READING TEXT: Begin

Russia claims to have killed the leader of the branch of Islamic State that operates in the North Caucasus.

Rustam Aselderov, the so-called 'emir' of the group in the region, was among a group of "neutralised bandits", according to the country's security service, the FSB.

Aselderov was cornered in a private house with his fighters in a joint operation between the FSB and Russia's interior ministry.

The FSB claimed security personnel found a cache of "automatic weapons and a large amount of ammunition and explosives" at the property in Makhachkala, the capital of Dagestan.

Russia blames the 35-year-old for attacks on the Russian city of Volgograd in 2013 that left 34 dead.

One of the attacks, a blast that destroyed a bus and killed 10 people, happened about a month before the start of the Sochi winter Olympics.

At the time, he was fighting for a different militant group.

He was also linked to two car bomb attacks in Dagestan in 2012 that killed 14 and injured at least 120.

READING TEXT: End
RECORDS: Begin

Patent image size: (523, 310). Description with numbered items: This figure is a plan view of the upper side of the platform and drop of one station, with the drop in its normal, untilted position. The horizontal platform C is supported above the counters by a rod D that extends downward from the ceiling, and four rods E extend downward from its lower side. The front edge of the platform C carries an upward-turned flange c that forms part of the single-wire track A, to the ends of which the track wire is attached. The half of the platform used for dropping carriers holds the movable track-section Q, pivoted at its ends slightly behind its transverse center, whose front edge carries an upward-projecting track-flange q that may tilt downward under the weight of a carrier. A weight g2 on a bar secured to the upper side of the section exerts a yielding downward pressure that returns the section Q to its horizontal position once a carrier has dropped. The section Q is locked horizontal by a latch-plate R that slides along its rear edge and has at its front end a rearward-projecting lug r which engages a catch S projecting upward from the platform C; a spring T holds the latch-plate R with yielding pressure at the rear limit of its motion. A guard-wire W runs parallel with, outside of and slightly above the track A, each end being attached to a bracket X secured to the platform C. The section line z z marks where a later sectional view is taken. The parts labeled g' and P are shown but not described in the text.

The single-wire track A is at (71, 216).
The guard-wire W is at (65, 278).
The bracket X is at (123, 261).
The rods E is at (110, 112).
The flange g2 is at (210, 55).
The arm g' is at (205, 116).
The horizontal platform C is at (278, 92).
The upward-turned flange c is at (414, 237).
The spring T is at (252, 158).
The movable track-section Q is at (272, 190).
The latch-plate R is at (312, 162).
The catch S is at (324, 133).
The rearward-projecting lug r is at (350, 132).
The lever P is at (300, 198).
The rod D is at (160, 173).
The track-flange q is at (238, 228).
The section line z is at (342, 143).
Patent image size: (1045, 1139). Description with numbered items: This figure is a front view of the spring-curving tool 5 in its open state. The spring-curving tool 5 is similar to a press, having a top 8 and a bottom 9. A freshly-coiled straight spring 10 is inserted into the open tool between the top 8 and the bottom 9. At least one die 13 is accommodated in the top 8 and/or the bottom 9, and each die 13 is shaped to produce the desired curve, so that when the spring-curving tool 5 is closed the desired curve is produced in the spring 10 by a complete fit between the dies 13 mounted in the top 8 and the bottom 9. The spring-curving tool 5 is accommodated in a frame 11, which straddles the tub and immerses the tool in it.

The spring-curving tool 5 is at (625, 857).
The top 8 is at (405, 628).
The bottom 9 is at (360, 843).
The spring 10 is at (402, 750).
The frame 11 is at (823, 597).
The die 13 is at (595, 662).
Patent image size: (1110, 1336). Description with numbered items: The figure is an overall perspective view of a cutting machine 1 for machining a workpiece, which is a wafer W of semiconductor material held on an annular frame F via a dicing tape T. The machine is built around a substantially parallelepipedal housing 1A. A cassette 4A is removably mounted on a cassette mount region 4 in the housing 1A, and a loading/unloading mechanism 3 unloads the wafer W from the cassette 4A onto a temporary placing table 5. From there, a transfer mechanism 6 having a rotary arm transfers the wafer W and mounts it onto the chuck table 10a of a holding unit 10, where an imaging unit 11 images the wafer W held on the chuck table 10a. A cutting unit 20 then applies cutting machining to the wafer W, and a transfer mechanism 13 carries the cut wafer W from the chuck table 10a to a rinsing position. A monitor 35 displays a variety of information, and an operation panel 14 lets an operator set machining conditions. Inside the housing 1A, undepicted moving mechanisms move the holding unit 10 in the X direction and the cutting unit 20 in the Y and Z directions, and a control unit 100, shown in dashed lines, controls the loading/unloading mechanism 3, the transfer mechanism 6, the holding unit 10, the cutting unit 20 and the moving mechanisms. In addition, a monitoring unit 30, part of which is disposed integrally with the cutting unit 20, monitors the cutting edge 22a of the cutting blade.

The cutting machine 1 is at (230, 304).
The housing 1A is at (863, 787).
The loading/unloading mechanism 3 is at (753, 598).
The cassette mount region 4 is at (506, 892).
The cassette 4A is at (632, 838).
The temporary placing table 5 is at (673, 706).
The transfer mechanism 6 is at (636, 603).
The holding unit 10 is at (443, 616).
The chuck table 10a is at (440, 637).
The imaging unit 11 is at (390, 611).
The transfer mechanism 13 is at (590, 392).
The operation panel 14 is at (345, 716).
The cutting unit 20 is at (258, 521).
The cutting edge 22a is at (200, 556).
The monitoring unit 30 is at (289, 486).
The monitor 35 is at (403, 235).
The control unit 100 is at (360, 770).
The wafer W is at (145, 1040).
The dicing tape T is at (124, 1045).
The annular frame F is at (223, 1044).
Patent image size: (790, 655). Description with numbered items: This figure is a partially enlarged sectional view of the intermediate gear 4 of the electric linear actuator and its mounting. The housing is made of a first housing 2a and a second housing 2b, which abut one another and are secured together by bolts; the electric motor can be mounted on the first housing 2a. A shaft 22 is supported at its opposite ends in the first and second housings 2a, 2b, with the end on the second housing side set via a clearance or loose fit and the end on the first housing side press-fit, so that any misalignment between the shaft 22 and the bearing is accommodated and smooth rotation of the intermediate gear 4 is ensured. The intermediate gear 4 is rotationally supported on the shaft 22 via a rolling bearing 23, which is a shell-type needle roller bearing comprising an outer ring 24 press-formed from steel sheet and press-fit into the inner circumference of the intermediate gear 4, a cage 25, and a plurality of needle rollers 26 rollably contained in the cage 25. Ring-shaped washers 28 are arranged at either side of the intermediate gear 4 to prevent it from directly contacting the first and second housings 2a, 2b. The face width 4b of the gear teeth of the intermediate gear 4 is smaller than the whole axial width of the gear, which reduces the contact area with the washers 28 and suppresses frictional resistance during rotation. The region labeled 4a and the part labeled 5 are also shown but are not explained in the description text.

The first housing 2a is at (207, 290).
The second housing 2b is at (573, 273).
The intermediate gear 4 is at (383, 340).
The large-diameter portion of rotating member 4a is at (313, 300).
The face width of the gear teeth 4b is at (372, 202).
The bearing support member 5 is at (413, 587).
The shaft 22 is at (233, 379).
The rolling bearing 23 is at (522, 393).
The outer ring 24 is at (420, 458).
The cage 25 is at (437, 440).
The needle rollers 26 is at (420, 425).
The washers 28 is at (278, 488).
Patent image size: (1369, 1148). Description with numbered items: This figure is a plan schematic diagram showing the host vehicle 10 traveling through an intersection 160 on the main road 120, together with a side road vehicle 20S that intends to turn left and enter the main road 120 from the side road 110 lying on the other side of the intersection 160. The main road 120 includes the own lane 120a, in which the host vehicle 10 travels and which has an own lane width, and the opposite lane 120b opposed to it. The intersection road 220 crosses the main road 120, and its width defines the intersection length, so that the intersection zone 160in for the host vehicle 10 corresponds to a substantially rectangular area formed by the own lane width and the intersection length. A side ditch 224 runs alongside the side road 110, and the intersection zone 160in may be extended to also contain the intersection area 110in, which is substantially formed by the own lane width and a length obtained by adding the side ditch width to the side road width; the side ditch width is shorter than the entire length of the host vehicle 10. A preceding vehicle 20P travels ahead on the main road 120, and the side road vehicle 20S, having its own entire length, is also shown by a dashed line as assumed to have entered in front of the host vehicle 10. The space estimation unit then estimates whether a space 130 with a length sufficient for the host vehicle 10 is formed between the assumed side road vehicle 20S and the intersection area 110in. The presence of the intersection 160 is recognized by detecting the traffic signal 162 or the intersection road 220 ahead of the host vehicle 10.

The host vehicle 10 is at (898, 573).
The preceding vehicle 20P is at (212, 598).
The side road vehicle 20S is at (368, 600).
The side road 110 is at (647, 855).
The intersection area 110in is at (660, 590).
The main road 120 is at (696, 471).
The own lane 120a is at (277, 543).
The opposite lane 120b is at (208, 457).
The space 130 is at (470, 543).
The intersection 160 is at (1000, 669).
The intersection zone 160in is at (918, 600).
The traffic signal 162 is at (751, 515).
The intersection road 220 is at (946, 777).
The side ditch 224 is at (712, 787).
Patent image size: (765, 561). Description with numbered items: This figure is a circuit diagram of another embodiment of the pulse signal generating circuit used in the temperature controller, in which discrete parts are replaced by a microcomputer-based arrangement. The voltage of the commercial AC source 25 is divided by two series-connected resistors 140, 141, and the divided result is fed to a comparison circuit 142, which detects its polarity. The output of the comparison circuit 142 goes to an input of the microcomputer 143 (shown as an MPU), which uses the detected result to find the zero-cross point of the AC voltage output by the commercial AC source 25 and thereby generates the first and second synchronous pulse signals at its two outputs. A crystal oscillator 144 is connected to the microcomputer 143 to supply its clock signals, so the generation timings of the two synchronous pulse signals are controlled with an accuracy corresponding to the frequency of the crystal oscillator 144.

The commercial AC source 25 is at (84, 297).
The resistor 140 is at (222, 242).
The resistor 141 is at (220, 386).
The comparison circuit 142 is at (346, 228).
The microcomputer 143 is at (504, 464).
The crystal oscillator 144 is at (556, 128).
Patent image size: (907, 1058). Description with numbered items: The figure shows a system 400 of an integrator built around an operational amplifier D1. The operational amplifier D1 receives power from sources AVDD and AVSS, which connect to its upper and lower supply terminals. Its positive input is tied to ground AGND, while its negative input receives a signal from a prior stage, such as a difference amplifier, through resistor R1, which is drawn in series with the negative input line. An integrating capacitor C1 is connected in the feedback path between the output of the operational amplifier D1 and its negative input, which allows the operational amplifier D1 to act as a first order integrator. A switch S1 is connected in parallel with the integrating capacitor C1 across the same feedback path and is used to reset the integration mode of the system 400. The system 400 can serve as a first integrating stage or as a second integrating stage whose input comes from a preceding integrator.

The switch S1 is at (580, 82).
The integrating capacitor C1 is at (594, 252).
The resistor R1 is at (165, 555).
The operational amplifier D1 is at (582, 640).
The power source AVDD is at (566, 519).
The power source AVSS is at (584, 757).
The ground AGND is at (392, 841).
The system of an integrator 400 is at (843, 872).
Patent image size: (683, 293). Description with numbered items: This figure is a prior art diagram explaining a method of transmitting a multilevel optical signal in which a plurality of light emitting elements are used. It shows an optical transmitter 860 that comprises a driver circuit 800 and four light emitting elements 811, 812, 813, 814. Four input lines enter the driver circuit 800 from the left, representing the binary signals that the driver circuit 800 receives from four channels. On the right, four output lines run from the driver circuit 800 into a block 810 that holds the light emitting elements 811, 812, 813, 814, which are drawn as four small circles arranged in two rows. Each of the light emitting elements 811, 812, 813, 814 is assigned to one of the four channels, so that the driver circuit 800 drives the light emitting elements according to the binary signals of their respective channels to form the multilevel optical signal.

RECORDS: End

ACTION ITEM A.
In the news report on Aselderov, rewrite the part that opens with the words containing "Aselderov was cornered" and closes with "left 34 dead.", substituting "Federal Security Service" for "FSB".
ACTION ITEM B.
According to the news report on Aselderov, where did security personnel find the cache of weapons, ammunition and explosives?
ACTION ITEM C.
Extend the news report on Aselderov, picking up after its final sentence.

ANSWER SPACE A.
Aselderov was cornered in a private house with his fighters in a joint operation between the Federal Security Service and Russia's interior ministry.

The Federal Security Service claimed security personnel found a cache of "automatic weapons and a large amount of ammunition and explosives" at the property in Makhachkala, the capital of Dagestan.

Russia blames the 35-year-old for attacks on the Russian city of Volgograd in 2013 that left 34 dead.

ANSWER SPACE B.
At the property in Makhachkala, the capital of Dagestan.

ANSWER SPACE C.
The FSB claimed he had organised an unsuccessful suicide bombing, which involved two women, in Moscow's Red Square on New Year's Eve in 2010.

Aselderov switched his allegiance to IS leader Abu Bakr al Baghdadi in December 2014.

Analysts said many of those fighting with IS in places like Syria and Iraq come from the North Caucasus.

It is not known whether Aselderov has been a recruiter for the group.

The US had also declared Aselderov a "foreign terrorist fighter" after IS appointed him leader of the region.

Russia offered a 5 million ruble (£61,100) reward in October for information on his whereabouts.